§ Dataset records
=======
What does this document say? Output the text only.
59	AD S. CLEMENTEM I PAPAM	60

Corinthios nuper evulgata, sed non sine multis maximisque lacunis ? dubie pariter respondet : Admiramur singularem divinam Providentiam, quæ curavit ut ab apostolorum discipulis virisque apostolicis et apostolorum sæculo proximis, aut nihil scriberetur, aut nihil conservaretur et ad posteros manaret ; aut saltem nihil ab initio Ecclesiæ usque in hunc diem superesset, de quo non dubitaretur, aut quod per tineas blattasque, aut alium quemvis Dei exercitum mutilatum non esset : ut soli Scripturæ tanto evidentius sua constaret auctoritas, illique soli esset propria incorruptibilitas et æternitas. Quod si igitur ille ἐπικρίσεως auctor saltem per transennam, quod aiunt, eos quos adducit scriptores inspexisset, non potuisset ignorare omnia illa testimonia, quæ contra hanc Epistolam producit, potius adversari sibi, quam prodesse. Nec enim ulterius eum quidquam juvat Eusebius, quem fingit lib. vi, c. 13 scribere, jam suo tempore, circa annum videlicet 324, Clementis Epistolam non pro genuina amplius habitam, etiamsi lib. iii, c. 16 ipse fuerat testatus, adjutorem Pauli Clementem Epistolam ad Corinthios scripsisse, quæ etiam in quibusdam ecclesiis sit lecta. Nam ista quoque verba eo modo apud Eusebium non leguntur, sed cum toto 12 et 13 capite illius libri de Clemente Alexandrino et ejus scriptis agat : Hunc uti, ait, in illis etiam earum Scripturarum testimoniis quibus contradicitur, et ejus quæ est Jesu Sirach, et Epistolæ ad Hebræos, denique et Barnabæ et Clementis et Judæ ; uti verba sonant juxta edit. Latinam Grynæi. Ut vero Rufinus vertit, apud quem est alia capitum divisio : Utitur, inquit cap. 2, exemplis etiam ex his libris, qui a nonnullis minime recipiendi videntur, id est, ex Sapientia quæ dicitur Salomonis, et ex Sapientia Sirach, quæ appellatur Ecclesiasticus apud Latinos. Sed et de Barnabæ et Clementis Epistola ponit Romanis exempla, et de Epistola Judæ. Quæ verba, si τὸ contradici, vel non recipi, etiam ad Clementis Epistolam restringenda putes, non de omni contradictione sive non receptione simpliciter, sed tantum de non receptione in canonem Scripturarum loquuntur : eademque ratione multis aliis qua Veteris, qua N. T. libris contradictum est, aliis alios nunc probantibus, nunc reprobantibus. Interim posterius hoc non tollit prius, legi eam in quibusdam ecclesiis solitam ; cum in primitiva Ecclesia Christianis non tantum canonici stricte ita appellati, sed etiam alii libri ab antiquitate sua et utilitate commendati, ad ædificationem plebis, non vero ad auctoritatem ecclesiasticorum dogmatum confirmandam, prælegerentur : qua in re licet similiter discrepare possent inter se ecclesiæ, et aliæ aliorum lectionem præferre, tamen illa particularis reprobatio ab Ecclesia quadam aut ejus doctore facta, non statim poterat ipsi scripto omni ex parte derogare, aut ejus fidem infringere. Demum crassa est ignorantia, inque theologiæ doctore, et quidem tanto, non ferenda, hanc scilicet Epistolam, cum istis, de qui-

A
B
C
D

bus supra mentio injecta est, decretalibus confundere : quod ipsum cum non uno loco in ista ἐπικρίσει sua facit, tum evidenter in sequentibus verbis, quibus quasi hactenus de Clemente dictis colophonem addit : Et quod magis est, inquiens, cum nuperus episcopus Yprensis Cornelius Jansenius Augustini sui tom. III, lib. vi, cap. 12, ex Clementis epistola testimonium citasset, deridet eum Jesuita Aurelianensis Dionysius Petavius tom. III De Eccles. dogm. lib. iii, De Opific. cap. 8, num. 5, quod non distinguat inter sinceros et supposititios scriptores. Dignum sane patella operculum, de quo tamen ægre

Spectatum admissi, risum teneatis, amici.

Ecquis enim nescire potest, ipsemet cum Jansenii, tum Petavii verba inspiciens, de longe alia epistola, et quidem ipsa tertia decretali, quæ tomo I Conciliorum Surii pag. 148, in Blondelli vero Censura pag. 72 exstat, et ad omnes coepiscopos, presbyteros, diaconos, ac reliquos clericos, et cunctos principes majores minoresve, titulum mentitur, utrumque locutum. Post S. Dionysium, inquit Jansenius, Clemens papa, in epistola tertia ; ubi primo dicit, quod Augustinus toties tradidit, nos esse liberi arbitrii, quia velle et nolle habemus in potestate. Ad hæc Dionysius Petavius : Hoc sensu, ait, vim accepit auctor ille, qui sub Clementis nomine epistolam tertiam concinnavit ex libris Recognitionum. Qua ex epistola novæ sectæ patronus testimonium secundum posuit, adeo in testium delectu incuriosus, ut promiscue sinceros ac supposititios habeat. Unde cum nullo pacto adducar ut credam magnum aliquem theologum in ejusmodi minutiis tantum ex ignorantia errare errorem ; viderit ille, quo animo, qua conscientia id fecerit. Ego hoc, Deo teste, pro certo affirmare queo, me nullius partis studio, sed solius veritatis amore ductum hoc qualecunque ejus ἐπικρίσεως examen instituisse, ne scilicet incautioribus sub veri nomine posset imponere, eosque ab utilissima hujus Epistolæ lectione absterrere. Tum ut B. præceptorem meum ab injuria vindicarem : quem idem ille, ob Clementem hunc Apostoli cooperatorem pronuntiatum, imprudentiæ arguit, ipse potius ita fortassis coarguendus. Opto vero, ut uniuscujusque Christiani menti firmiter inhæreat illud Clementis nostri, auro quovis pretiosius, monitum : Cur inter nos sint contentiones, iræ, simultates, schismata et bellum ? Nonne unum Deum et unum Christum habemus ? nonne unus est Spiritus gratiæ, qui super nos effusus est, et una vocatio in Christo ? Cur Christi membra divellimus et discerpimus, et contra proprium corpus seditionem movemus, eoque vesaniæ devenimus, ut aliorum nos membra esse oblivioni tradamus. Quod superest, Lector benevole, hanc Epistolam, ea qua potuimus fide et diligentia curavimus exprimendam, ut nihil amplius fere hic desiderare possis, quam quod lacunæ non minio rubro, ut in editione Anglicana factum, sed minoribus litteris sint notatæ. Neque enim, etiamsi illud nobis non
=======
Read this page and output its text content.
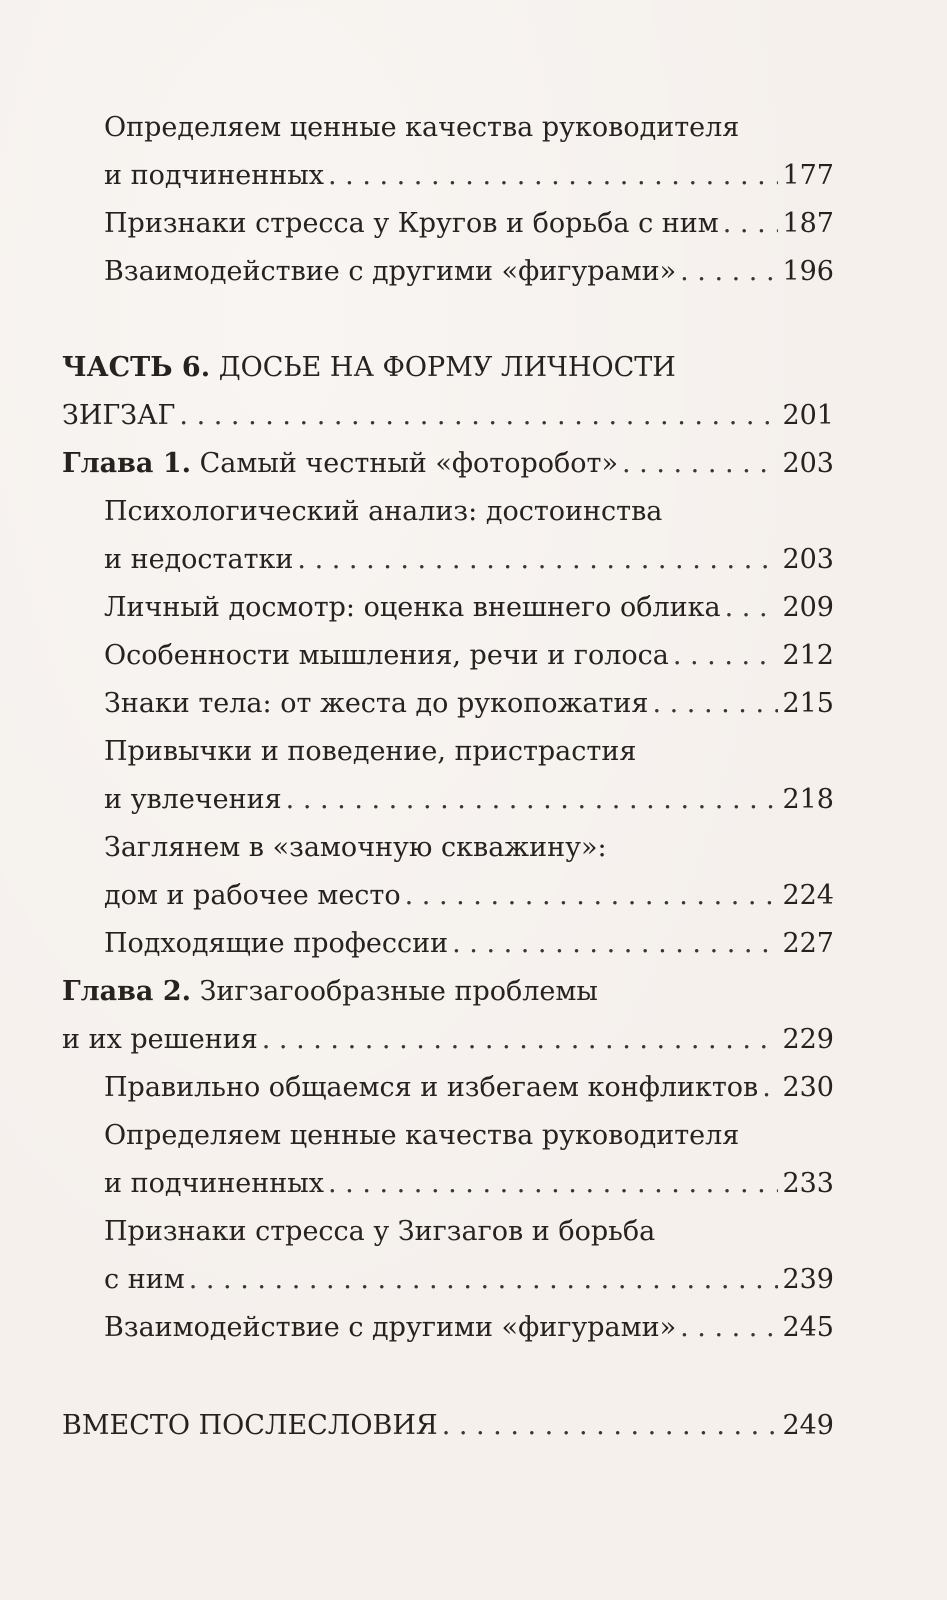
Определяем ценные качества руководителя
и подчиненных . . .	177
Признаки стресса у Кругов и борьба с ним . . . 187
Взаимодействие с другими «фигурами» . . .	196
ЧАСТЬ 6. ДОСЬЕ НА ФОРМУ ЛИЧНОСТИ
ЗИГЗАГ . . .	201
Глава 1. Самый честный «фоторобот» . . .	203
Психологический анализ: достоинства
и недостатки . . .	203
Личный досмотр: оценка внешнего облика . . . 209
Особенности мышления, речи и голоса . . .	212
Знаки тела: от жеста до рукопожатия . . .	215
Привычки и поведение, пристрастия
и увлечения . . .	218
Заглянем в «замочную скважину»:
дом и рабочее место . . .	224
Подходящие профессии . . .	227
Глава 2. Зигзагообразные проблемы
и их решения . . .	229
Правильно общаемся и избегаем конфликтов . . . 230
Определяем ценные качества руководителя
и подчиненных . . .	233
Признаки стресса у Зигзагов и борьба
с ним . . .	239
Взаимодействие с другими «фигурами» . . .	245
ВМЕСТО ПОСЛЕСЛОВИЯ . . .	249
=======
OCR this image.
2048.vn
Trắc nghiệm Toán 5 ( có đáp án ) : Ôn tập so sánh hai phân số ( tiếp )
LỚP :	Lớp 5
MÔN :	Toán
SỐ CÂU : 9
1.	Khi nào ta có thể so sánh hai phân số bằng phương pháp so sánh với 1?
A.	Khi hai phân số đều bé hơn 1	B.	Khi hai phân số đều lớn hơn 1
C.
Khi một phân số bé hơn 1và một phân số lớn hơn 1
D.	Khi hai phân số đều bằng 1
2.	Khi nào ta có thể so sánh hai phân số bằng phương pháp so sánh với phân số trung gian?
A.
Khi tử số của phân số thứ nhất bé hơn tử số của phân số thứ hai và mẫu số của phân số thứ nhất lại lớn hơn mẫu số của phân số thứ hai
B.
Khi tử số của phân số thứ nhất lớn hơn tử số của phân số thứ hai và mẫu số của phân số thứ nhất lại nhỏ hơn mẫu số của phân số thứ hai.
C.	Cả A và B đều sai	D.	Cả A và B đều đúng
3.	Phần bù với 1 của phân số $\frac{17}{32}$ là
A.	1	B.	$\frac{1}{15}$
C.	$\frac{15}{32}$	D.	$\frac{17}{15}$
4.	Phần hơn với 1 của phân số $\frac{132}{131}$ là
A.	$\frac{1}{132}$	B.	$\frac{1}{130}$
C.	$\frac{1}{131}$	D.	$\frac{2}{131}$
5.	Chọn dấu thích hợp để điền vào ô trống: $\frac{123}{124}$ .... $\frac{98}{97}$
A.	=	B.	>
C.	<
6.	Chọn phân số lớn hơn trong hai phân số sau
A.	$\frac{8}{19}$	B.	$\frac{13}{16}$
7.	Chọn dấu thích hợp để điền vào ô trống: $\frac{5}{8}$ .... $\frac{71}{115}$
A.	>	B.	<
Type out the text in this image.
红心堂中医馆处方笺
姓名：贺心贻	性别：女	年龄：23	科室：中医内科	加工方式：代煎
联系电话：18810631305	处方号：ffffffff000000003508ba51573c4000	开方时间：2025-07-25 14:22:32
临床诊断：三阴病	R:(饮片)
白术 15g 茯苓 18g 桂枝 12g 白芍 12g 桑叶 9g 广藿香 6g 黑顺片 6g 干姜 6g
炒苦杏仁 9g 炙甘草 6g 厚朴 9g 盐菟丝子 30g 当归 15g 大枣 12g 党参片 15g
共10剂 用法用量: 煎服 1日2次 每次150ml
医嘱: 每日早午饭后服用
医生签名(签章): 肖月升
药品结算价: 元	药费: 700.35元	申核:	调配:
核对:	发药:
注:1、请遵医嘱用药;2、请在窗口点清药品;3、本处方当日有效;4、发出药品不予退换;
=======
§ Goal
State only the number of lines in these entries that contain "this".

§ Complete output
4